» QUÉ HACER
A – Transcribe del texto sobre el estado de alarma el pasaje que comienza en "Cuando el 14" y termina en "en las Cortes.".
B – Según el texto sobre el estado de alarma, ¿cuánto dura el estado de alarma antes de que haya que renovarlo en las Cortes?
C – Sigue escribiendo el texto sobre el estado de alarma a partir de donde se interrumpe.

» FRAGMENTO PROPORCIONADO
----
Cuando el 14 de marzo el Gobierno decretó el estado de alarma obtuvo un apoyo total y sin fisuras por parte de todos los partidos presentes en el Congreso. La situación era muy grave y tanto en el PP como en Vox o Ciudadanos entendieron que había que arrimar el hombro. Aquel día Pedro Sánchez recibió unos poderes extraordinarios de tal magnitud que ningún otro presidente del Ejecutivo se había visto en otra igual desde que Adolfo Suárez recibió del Rey el encargo de formar Gobierno en julio de 1976. De esto hace ya casi medio siglo. Los poderes del presidente del Gobierno en aquel entonces eran amplísimos y duraban lo que considerase el jefe del Estado. El estado de alarma dura sólo quince días, al término de los cuales hay que renovarlo en las Cortes.
Sánchez no encontró problemas en la primera prórroga, tampoco en la segunda. El apoyo parlamentario se mantuvo a pesar de que la gestión del Gobierno estaba dejando mucho que desear. Pero el problema de Sánchez no estaba tanto en la oposición que, en líneas generales ha sido más o menos leal, como en sus socios de investidura, que se empezaron a poner nerviosos desde casi el primer momento porque el mando único implicaba que muchas competencias autonómicas pasaban a ser papel mojado. Los diputados de ERC, JxC y el PNV llevan más de un mes revolviéndose en sus escaños. La razón más inmediata es que todos se enfrentan a elecciones autonómicas en un plazo breve y no quieren presentarse con el fardo de Sánchez a la espalda. Sostener al Gobierno merecía la pena a cambio de las concesiones que graciosamente les había hecho antes de la investidura. Hacerlo con la que ya tenemos encima es algo muy distinto y podría llegar a ser muy gravoso en términos electorales.
----
» DATOS REGISTRADOS

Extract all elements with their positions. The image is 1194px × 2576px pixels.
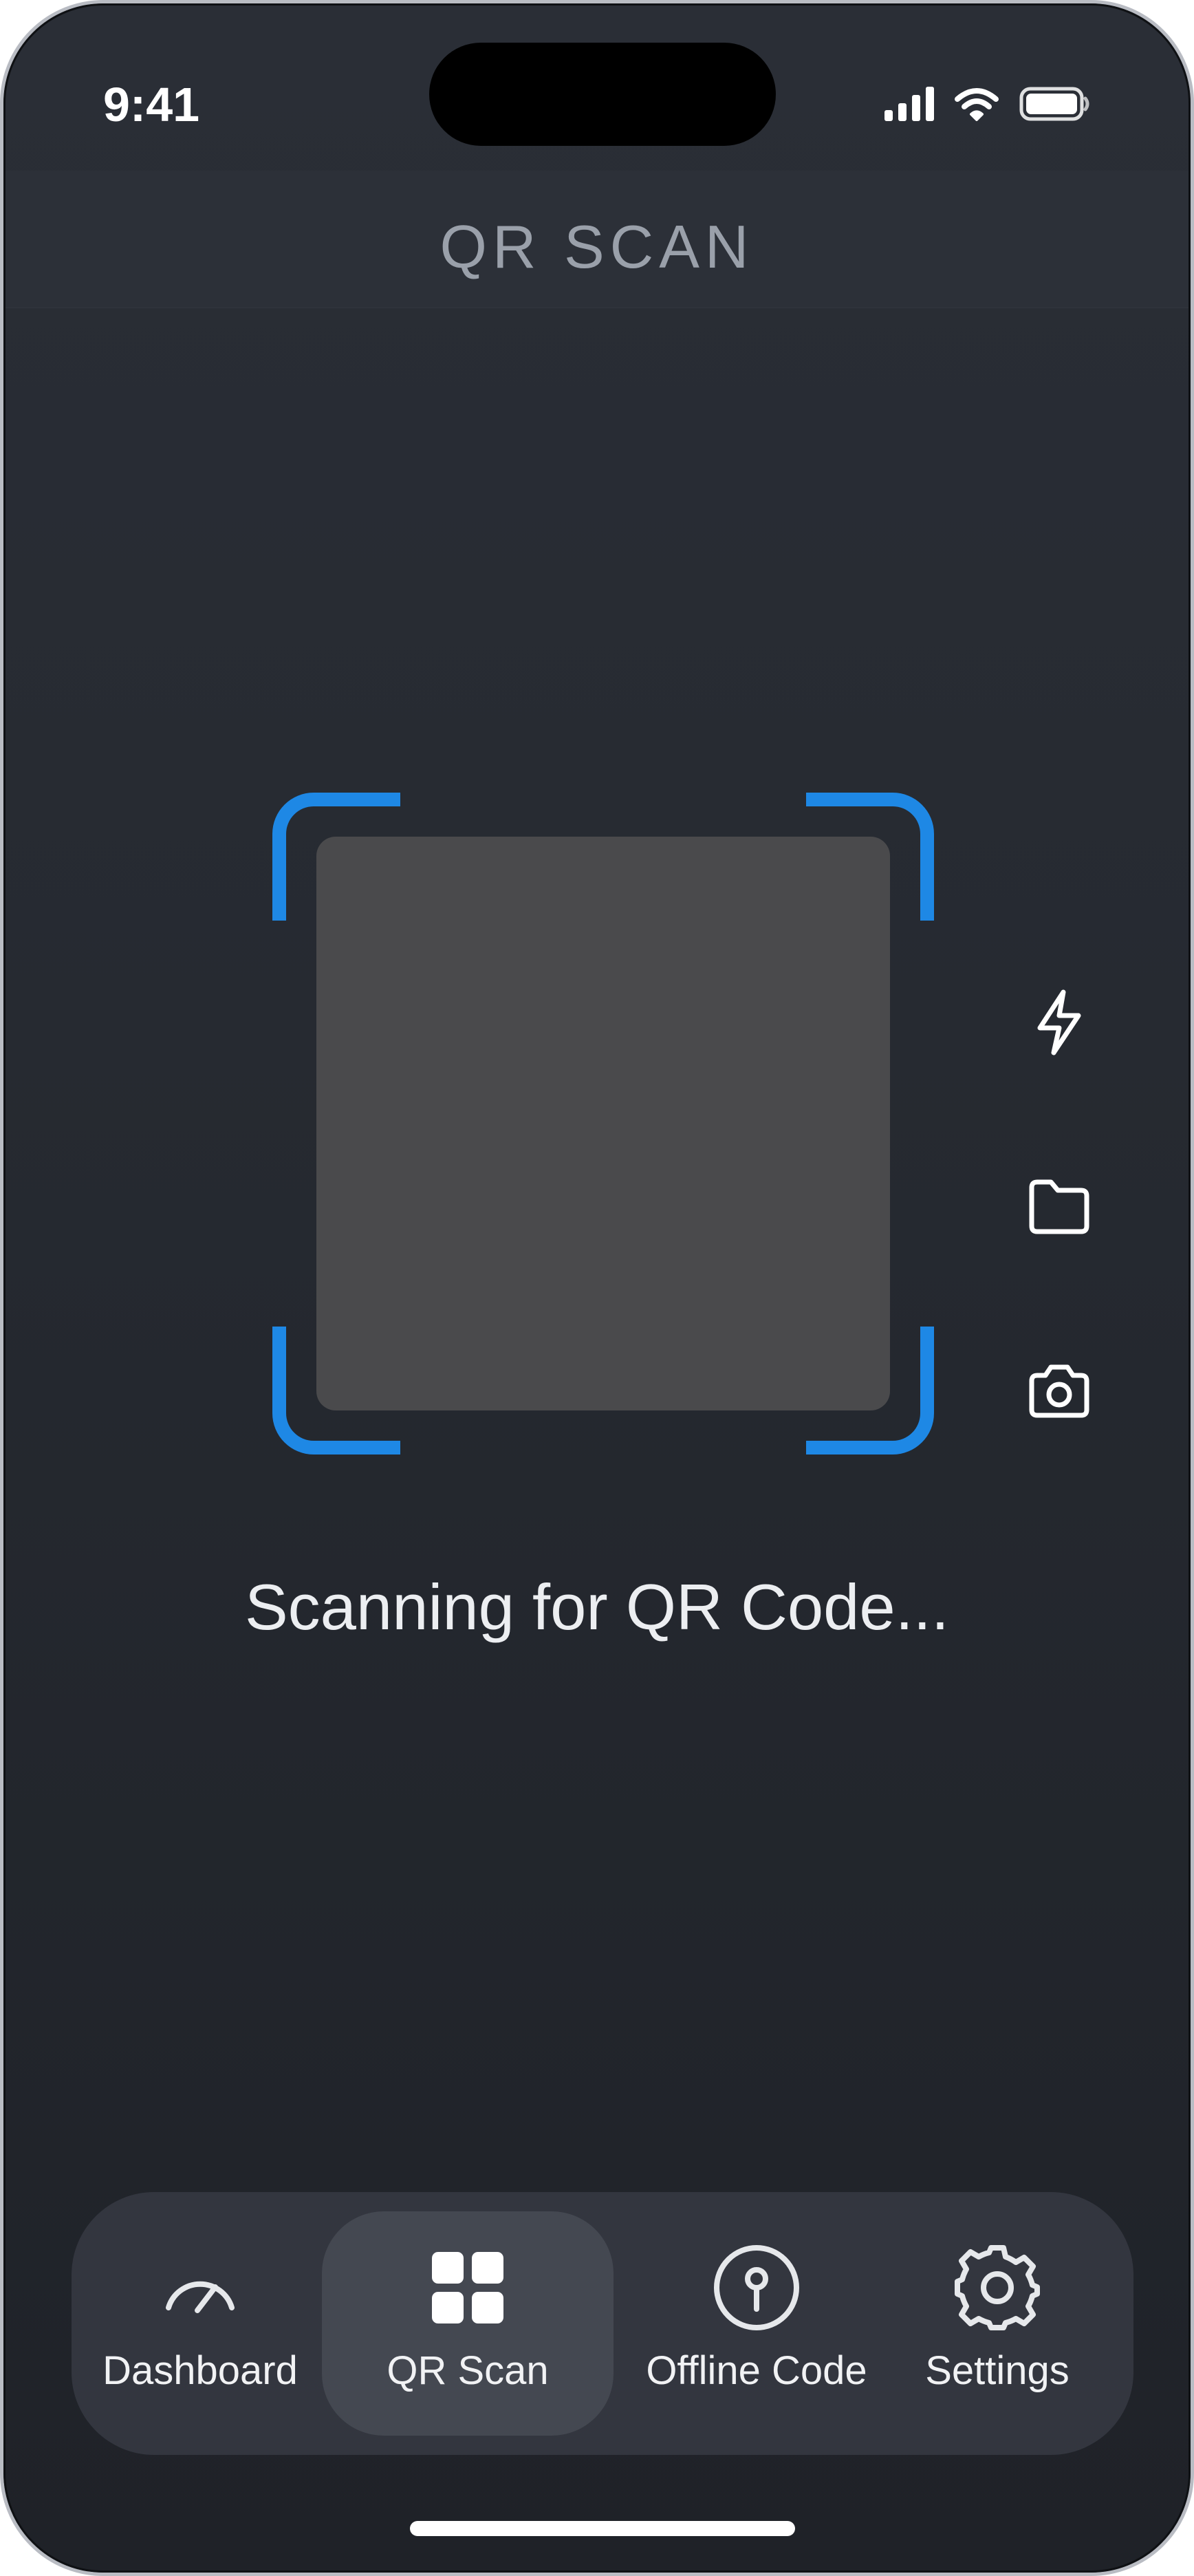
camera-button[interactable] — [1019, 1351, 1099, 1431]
----
» RESPUESTAS
A –
Cuando el 14 de marzo el Gobierno decretó el estado de alarma obtuvo un apoyo total y sin fisuras por parte de todos los partidos presentes en el Congreso. La situación era muy grave y tanto en el PP como en Vox o Ciudadanos entendieron que había que arrimar el hombro. Aquel día Pedro Sánchez recibió unos poderes extraordinarios de tal magnitud que ningún otro presidente del Ejecutivo se había visto en otra igual desde que Adolfo Suárez recibió del Rey el encargo de formar Gobierno en julio de 1976. De esto hace ya casi medio siglo. Los poderes del presidente del Gobierno en aquel entonces eran amplísimos y duraban lo que considerase el jefe del Estado. El estado de alarma dura sólo quince días, al término de los cuales hay que renovarlo en las Cortes.

B – Quince días.

C –
En política, como en todo en la vida, cada uno va a lo suyo. Una mala decisión puede dar al traste con la estrategia mejor trazada. Pero la situación es tan volátil que nadie sabe hacia dónde tirar a excepción quizá de Vox, que ha unido su destino al de la enmienda a la totalidad del 'sanchismo' con el ánimo evidente de mimetizarse con el cabreo general que todo esto ha producido entre amplias capas de la sociedad española. Pero la enmienda a la totalidad tiene sus riesgos. Por un lado no todo el mundo está tan enfadado y, por otro, la epidemia está aún lejos de remitir, por lo que es relativamente sencillo aún vender el estado de alarma en la calle.
Pablo Casado se ha propuesto caminar sobre un alambre, ni a favor ni en contra, de ahí su abstención, que los propios toman por prudencia y los ajenos por cobardía o traición
En esto los medios de comunicación cercanos al Gobierno han sido muy hábiles creando la impresión de que la dichosa 'desescalada' sólo puede aplicarse con el estado de alarma en vigor. Frente a eso se ha visto Pablo Casado, que no sabe muy bien lo que hacer. Se ha propuesto caminar sobre un alambre, ni a favor ni en contra, de ahí su abstención, que los propios toman por prudencia y los ajenos por cobardía o traición. Es, en cierta medida, una posición cómoda porque permite criticar y, a la vez, no ser objeto de críticas. Pero es algo necesariamente temporal. Dentro de dos semanas Sánchez volverá a solicitar una nueva prórroga y Casado tendrá que decidir si permanece encima del alambre.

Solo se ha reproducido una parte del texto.